Excerpt from a dataset:

---------------

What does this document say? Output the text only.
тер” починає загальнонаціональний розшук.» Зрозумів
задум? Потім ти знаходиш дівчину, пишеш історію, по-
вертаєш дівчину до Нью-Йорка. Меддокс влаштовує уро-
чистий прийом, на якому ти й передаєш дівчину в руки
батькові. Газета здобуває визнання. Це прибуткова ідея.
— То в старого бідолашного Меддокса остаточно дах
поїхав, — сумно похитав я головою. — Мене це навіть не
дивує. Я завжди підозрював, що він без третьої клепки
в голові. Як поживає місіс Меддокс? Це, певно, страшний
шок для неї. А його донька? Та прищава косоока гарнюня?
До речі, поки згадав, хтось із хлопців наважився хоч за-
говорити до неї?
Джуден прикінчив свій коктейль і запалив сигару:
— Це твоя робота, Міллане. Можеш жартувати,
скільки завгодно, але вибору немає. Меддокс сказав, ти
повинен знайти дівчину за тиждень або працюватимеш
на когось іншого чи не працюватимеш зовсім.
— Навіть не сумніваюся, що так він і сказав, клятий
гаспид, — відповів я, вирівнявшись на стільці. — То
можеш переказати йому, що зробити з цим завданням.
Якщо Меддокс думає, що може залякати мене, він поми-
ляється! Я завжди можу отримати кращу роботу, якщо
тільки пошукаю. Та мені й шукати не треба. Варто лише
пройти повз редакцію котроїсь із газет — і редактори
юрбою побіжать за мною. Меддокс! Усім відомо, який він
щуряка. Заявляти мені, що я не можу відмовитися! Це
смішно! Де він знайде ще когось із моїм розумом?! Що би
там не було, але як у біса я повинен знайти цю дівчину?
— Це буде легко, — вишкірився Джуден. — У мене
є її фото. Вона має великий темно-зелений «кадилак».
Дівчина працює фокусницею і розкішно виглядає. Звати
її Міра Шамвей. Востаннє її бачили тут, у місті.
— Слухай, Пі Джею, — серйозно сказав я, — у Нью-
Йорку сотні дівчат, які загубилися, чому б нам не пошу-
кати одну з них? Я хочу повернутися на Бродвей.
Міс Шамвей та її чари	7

---------------

- **Short task**:
Copy out each record, keeping every word as it is.

- **Response to the task**:
What does this document say? Output the text only.
тер” починає загальнонаціональний розшук.» Зрозумів
задум? Потім ти знаходиш дівчину, пишеш історію, по-
вертаєш дівчину до Нью-Йорка. Меддокс влаштовує уро-
чистий прийом, на якому ти й передаєш дівчину в руки
батькові. Газета здобуває визнання. Це прибуткова ідея.
— То в старого бідолашного Меддокса остаточно дах
поїхав, — сумно похитав я головою. — Мене це навіть не
дивує. Я завжди підозрював, що він без третьої клепки
в голові. Як поживає місіс Меддокс? Це, певно, страшний
шок для неї. А його донька? Та прищава косоока гарнюня?
До речі, поки згадав, хтось із хлопців наважився хоч за-
говорити до неї?
Джуден прикінчив свій коктейль і запалив сигару:
— Це твоя робота, Міллане. Можеш жартувати,
скільки завгодно, але вибору немає. Меддокс сказав, ти
повинен знайти дівчину за тиждень або працюватимеш
на когось іншого чи не працюватимеш зовсім.
— Навіть не сумніваюся, що так він і сказав, клятий
гаспид, — відповів я, вирівнявшись на стільці. — То
можеш переказати йому, що зробити з цим завданням.
Якщо Меддокс думає, що може залякати мене, він поми-
ляється! Я завжди можу отримати кращу роботу, якщо
тільки пошукаю. Та мені й шукати не треба. Варто лише
пройти повз редакцію котроїсь із газет — і редактори
юрбою побіжать за мною. Меддокс! Усім відомо, який він
щуряка. Заявляти мені, що я не можу відмовитися! Це
смішно! Де він знайде ще когось із моїм розумом?! Що би
там не було, але як у біса я повинен знайти цю дівчину?
— Це буде легко, — вишкірився Джуден. — У мене
є її фото. Вона має великий темно-зелений «кадилак».
Дівчина працює фокусницею і розкішно виглядає. Звати
її Міра Шамвей. Востаннє її бачили тут, у місті.
— Слухай, Пі Джею, — серйозно сказав я, — у Нью-
Йорку сотні дівчат, які загубилися, чому б нам не пошу-
кати одну з них? Я хочу повернутися на Бродвей.
Міс Шамвей та її чари	7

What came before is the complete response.